**What you will do**
Without skipping anything, write out each record below exactly.

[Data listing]
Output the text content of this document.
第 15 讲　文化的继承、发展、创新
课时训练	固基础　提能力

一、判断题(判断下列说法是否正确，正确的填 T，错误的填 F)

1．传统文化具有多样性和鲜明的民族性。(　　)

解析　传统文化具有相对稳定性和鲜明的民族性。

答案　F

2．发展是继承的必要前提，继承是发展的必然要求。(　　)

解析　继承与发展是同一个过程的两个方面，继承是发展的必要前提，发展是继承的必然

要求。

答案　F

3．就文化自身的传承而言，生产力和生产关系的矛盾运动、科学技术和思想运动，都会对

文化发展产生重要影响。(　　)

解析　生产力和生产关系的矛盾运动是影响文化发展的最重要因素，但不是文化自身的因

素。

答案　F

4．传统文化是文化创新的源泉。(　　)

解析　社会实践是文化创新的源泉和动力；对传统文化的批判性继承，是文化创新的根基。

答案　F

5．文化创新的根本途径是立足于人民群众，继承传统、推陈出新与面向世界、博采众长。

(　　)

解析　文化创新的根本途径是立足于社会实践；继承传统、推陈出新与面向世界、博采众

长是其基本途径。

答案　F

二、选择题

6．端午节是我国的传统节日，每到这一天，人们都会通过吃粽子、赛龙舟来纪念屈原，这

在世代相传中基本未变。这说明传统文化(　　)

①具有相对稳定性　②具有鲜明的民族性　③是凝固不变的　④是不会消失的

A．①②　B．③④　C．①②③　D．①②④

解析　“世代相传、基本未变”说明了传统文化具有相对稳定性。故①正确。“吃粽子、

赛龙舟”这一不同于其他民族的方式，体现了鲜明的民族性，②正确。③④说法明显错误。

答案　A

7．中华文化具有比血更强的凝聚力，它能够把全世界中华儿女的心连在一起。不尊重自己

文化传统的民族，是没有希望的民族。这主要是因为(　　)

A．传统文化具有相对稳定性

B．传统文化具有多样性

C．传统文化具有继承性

**Output for this task**
Output the text content of this document.
第 15 讲　文化的继承、发展、创新
课时训练	固基础　提能力

一、判断题(判断下列说法是否正确，正确的填 T，错误的填 F)

1．传统文化具有多样性和鲜明的民族性。(　　)

解析　传统文化具有相对稳定性和鲜明的民族性。

答案　F

2．发展是继承的必要前提，继承是发展的必然要求。(　　)

解析　继承与发展是同一个过程的两个方面，继承是发展的必要前提，发展是继承的必然

要求。

答案　F

3．就文化自身的传承而言，生产力和生产关系的矛盾运动、科学技术和思想运动，都会对

文化发展产生重要影响。(　　)

解析　生产力和生产关系的矛盾运动是影响文化发展的最重要因素，但不是文化自身的因

素。

答案　F

4．传统文化是文化创新的源泉。(　　)

解析　社会实践是文化创新的源泉和动力；对传统文化的批判性继承，是文化创新的根基。

答案　F

5．文化创新的根本途径是立足于人民群众，继承传统、推陈出新与面向世界、博采众长。

(　　)

解析　文化创新的根本途径是立足于社会实践；继承传统、推陈出新与面向世界、博采众

长是其基本途径。

答案　F

二、选择题

6．端午节是我国的传统节日，每到这一天，人们都会通过吃粽子、赛龙舟来纪念屈原，这

在世代相传中基本未变。这说明传统文化(　　)

①具有相对稳定性　②具有鲜明的民族性　③是凝固不变的　④是不会消失的

A．①②　B．③④　C．①②③　D．①②④

解析　“世代相传、基本未变”说明了传统文化具有相对稳定性。故①正确。“吃粽子、

赛龙舟”这一不同于其他民族的方式，体现了鲜明的民族性，②正确。③④说法明显错误。

答案　A

7．中华文化具有比血更强的凝聚力，它能够把全世界中华儿女的心连在一起。不尊重自己

文化传统的民族，是没有希望的民族。这主要是因为(　　)

A．传统文化具有相对稳定性

B．传统文化具有多样性

C．传统文化具有继承性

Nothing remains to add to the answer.